-- Material supplied start --

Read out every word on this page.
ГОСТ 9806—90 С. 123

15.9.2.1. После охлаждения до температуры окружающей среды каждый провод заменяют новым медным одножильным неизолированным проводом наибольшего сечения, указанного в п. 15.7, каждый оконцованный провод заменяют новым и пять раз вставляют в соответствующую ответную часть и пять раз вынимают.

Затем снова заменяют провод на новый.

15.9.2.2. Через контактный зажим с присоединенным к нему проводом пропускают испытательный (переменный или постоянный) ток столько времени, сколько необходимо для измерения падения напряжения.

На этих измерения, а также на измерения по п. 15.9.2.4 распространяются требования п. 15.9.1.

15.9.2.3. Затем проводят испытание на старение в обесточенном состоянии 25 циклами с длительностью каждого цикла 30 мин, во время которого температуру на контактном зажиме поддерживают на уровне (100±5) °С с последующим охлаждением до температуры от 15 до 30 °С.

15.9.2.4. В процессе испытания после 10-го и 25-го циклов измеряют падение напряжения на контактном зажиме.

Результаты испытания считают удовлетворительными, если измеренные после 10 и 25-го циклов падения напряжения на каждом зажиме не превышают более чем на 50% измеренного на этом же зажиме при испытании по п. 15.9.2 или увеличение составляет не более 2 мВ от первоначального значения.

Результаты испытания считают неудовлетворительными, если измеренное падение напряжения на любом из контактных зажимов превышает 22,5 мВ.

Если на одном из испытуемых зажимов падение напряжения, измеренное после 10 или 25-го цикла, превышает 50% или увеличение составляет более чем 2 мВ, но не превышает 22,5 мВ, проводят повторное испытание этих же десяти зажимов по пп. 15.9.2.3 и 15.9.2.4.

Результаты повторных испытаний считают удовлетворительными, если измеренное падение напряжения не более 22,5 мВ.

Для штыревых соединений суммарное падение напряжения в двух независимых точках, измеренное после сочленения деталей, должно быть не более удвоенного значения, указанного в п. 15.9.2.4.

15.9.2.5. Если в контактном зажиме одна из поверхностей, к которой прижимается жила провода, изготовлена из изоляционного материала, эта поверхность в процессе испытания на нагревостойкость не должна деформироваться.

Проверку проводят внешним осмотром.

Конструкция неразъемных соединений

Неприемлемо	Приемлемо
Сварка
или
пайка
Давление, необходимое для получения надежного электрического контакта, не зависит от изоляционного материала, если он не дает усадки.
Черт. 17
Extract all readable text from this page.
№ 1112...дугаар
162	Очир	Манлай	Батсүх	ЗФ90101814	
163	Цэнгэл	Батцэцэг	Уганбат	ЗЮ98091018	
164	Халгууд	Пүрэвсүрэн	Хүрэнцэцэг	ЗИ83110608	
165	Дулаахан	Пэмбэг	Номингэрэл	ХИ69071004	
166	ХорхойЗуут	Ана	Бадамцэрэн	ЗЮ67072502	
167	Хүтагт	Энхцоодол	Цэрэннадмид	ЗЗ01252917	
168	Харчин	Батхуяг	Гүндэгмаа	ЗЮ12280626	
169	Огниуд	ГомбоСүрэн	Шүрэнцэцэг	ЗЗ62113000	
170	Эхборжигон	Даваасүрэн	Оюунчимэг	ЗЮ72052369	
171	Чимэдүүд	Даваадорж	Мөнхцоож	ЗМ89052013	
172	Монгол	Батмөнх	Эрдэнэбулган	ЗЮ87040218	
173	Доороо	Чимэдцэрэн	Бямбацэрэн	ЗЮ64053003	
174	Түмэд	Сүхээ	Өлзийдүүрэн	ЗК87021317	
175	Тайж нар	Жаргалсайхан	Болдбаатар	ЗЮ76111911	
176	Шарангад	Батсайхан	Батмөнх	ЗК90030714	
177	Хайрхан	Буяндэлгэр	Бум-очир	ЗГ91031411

-- Material supplied end --

__Prompt__. Above are some records. Count the lines among them with the word "считают", and answer with the number only.

__Result for this exercise__. 3